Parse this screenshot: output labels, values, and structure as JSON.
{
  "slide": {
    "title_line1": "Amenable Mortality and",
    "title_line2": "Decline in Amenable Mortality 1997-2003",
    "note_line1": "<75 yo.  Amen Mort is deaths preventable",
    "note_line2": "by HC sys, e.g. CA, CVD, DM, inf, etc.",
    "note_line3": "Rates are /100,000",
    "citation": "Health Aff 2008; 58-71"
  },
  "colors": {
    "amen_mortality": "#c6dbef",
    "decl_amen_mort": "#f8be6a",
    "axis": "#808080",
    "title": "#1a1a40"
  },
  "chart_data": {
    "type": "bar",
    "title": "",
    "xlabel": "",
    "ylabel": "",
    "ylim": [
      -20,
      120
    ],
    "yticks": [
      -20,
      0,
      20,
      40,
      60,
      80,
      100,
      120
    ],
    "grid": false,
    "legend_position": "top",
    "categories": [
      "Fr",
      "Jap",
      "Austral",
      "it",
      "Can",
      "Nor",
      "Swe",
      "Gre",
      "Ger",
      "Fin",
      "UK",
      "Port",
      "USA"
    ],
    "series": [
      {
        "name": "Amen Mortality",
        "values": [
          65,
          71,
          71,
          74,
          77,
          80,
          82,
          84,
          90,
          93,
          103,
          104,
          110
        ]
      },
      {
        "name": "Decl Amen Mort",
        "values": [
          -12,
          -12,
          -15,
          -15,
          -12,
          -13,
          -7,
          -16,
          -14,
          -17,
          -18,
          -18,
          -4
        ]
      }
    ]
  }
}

────────────────────────────────────────

## Exercise aim
Pick out, from the lines above, every one that contains the string "name".

## Correct result
        "name": "Amen Mortality",
        "name": "Decl Amen Mort",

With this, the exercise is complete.